Copy the listing below in full and skip every picture.

• [DATASET ROWS]

>>>>>

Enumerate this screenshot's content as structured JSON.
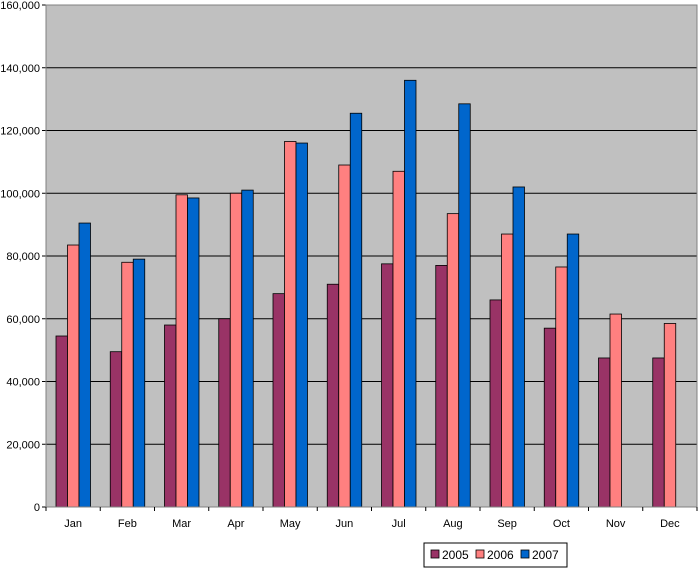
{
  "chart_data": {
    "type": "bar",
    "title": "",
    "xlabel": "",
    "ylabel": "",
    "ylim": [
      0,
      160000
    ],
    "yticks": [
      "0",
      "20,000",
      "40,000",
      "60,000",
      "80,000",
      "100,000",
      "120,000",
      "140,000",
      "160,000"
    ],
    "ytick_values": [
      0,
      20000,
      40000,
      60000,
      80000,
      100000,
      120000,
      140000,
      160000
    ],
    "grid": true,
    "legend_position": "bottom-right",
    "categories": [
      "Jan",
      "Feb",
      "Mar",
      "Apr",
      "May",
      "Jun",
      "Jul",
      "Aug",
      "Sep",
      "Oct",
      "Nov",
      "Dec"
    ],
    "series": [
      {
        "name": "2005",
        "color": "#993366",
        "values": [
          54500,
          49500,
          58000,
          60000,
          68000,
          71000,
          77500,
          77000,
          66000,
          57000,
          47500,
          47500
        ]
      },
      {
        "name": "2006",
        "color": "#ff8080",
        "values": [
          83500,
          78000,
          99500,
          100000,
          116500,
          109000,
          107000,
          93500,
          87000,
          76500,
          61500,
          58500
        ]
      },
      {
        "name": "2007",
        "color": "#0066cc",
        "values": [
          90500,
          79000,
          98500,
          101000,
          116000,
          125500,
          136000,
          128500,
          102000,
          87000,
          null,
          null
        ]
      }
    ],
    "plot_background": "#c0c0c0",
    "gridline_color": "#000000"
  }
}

<<<<<

• [REPLY]
Enumerate this screenshot's content as structured JSON.
{
  "chart_data": {
    "type": "bar",
    "title": "",
    "xlabel": "",
    "ylabel": "",
    "ylim": [
      0,
      160000
    ],
    "yticks": [
      "0",
      "20,000",
      "40,000",
      "60,000",
      "80,000",
      "100,000",
      "120,000",
      "140,000",
      "160,000"
    ],
    "ytick_values": [
      0,
      20000,
      40000,
      60000,
      80000,
      100000,
      120000,
      140000,
      160000
    ],
    "grid": true,
    "legend_position": "bottom-right",
    "categories": [
      "Jan",
      "Feb",
      "Mar",
      "Apr",
      "May",
      "Jun",
      "Jul",
      "Aug",
      "Sep",
      "Oct",
      "Nov",
      "Dec"
    ],
    "series": [
      {
        "name": "2005",
        "color": "#993366",
        "values": [
          54500,
          49500,
          58000,
          60000,
          68000,
          71000,
          77500,
          77000,
          66000,
          57000,
          47500,
          47500
        ]
      },
      {
        "name": "2006",
        "color": "#ff8080",
        "values": [
          83500,
          78000,
          99500,
          100000,
          116500,
          109000,
          107000,
          93500,
          87000,
          76500,
          61500,
          58500
        ]
      },
      {
        "name": "2007",
        "color": "#0066cc",
        "values": [
          90500,
          79000,
          98500,
          101000,
          116000,
          125500,
          136000,
          128500,
          102000,
          87000,
          null,
          null
        ]
      }
    ],
    "plot_background": "#c0c0c0",
    "gridline_color": "#000000"
  }
}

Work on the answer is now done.